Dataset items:
↓

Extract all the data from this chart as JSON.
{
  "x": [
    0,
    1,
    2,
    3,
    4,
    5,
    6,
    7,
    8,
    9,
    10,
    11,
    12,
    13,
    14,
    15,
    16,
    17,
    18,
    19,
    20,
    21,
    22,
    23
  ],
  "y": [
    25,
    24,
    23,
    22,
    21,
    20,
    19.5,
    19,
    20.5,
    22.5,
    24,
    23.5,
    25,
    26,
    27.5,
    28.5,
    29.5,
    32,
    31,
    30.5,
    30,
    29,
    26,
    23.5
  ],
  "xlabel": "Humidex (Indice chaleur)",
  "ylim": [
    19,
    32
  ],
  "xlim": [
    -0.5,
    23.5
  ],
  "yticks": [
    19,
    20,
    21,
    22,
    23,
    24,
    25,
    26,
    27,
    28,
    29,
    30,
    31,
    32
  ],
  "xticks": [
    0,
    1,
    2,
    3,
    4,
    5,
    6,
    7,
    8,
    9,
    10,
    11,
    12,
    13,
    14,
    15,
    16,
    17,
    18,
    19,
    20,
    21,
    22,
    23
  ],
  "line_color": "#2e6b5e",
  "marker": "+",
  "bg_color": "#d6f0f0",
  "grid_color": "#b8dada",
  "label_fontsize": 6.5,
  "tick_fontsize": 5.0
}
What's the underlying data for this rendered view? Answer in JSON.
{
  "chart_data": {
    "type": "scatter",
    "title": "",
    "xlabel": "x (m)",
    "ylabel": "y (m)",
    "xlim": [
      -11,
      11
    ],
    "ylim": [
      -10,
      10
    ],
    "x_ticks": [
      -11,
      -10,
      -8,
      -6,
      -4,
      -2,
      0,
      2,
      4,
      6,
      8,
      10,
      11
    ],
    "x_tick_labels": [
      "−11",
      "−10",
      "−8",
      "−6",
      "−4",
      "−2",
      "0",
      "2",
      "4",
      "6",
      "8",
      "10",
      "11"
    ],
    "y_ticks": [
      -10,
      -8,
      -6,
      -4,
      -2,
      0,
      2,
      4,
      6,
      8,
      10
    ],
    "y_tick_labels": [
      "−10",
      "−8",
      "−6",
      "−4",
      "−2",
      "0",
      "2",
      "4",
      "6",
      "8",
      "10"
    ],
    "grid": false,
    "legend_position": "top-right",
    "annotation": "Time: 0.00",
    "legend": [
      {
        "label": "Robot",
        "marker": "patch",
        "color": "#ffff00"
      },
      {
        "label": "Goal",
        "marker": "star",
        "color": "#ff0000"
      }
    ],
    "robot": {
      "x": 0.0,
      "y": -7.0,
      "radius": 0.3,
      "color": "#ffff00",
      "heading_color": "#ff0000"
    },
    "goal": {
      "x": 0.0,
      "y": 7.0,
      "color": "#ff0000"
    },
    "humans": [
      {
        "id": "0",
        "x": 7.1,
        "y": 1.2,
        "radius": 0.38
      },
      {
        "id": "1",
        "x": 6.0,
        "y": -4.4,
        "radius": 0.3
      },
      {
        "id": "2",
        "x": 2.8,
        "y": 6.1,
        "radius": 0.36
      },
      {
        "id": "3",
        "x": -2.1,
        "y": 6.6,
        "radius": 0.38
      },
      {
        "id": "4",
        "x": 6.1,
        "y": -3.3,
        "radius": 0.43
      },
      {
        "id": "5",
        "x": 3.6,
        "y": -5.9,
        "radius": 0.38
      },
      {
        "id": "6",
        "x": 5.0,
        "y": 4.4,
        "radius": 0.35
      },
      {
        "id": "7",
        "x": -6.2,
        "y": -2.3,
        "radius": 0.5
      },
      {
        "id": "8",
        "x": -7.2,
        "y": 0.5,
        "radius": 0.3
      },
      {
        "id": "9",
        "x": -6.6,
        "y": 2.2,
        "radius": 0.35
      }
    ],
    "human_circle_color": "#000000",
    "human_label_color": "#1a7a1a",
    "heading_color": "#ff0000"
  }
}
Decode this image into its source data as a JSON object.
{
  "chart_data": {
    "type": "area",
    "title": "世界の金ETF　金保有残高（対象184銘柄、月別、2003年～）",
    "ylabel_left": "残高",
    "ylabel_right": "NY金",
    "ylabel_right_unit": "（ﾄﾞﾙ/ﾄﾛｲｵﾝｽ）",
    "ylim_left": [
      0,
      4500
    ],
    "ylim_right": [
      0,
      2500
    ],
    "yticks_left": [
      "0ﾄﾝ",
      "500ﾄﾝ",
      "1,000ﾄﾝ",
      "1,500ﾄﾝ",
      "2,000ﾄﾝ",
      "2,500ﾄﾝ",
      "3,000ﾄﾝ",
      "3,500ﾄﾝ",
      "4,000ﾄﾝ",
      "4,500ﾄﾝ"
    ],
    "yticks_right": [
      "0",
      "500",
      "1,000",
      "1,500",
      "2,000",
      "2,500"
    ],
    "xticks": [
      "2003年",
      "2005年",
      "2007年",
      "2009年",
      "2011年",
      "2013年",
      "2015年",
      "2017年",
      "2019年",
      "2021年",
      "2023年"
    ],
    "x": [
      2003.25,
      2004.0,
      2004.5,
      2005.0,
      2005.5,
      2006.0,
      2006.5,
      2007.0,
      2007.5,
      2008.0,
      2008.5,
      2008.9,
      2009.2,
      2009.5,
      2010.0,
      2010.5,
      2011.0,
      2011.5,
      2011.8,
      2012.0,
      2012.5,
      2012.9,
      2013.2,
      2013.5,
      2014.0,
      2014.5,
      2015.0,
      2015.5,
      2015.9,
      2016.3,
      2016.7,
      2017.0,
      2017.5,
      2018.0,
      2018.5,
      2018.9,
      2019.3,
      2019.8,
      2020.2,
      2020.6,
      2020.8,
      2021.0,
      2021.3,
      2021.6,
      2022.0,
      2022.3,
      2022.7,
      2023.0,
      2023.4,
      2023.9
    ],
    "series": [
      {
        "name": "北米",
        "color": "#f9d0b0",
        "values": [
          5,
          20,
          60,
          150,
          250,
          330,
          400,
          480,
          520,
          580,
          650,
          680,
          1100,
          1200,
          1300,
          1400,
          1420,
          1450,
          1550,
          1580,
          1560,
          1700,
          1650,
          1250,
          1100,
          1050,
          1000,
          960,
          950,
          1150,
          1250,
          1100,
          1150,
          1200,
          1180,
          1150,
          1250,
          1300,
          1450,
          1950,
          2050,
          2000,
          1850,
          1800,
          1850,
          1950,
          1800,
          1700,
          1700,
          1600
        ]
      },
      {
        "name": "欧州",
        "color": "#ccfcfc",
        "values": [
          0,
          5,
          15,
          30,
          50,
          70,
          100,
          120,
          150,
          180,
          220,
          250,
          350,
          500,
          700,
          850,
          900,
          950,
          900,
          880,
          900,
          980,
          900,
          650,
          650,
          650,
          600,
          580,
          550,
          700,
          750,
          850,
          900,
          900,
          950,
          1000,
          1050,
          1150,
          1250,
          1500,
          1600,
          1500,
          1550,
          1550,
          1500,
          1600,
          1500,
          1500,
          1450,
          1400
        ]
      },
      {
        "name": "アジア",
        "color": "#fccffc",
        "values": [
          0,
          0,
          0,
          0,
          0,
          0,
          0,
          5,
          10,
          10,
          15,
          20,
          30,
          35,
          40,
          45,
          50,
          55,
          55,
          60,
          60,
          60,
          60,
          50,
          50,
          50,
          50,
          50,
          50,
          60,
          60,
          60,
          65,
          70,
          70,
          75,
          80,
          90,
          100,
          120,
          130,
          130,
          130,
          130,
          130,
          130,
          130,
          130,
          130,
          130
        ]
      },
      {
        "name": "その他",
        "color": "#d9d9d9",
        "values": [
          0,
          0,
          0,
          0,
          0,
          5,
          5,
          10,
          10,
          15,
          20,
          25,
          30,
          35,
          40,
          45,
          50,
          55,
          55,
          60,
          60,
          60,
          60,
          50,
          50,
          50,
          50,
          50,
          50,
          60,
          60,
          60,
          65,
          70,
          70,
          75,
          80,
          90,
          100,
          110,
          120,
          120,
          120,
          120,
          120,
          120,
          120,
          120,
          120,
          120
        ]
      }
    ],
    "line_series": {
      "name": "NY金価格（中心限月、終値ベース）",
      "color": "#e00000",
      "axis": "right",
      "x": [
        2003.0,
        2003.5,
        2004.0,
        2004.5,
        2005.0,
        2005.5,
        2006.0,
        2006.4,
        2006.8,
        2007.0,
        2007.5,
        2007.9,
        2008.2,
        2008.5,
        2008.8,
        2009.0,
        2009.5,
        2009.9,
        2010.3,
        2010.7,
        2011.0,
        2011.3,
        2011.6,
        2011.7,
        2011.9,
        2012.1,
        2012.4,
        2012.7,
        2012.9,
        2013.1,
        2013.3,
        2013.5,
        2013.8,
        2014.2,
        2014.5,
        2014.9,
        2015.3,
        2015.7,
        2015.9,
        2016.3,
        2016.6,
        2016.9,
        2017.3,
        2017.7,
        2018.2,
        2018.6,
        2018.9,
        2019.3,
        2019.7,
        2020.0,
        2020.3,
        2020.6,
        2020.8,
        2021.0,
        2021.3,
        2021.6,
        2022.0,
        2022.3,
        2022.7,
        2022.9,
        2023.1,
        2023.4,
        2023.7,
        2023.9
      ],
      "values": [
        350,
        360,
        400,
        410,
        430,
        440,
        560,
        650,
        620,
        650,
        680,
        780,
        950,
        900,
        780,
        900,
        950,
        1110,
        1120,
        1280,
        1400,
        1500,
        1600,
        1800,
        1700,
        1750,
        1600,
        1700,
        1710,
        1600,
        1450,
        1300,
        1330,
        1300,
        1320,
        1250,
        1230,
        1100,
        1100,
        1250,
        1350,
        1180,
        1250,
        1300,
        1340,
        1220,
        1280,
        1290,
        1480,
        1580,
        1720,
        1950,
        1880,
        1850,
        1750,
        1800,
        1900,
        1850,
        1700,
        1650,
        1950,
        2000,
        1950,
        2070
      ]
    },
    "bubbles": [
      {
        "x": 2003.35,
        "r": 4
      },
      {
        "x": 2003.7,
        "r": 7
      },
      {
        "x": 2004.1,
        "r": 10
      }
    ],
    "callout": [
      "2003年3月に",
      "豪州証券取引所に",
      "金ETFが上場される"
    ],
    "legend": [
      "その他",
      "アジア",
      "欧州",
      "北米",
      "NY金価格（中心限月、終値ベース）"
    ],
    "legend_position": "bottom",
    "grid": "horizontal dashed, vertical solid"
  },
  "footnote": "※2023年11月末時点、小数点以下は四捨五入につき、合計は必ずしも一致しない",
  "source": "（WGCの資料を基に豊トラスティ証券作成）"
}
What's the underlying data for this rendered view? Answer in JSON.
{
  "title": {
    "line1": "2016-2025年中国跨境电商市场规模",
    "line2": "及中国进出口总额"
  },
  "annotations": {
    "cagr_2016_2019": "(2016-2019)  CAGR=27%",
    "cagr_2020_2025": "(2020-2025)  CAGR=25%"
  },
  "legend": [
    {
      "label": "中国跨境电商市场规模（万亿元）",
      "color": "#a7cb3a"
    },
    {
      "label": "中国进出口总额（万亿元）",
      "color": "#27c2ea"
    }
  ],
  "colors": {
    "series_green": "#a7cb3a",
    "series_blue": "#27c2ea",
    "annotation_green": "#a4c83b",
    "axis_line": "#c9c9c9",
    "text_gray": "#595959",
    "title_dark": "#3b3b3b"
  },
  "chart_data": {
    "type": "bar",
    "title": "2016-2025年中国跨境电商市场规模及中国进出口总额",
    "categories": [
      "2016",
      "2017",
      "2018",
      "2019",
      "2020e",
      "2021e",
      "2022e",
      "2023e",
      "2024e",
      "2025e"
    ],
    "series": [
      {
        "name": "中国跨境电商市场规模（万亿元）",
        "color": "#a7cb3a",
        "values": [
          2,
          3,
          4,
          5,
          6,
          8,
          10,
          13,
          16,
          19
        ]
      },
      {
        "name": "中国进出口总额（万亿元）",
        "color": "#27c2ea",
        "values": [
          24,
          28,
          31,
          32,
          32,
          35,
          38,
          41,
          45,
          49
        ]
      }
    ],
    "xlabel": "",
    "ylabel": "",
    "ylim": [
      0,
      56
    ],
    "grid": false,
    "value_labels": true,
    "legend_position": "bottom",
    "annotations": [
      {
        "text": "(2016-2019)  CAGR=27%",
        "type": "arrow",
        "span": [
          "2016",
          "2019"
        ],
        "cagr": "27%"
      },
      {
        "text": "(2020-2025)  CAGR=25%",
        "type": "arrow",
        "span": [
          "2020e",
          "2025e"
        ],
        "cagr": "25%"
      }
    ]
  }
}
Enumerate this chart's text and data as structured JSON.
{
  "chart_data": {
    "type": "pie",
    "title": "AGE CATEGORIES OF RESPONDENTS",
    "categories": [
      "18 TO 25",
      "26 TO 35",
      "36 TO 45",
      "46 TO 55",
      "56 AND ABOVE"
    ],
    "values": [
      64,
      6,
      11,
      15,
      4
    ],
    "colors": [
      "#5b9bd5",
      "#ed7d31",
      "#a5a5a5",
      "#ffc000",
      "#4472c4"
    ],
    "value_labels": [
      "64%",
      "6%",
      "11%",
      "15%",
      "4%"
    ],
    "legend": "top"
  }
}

↑

• **TASK INSTRUCTIONS**
Everything from the line containing "Enumerate this chart's" to the end of the records must be written out exactly; include both of those lines and no others.

• **FULL RESPONSE**
Enumerate this chart's text and data as structured JSON.
{
  "chart_data": {
    "type": "pie",
    "title": "AGE CATEGORIES OF RESPONDENTS",
    "categories": [
      "18 TO 25",
      "26 TO 35",
      "36 TO 45",
      "46 TO 55",
      "56 AND ABOVE"
    ],
    "values": [
      64,
      6,
      11,
      15,
      4
    ],
    "colors": [
      "#5b9bd5",
      "#ed7d31",
      "#a5a5a5",
      "#ffc000",
      "#4472c4"
    ],
    "value_labels": [
      "64%",
      "6%",
      "11%",
      "15%",
      "4%"
    ],
    "legend": "top"
  }
}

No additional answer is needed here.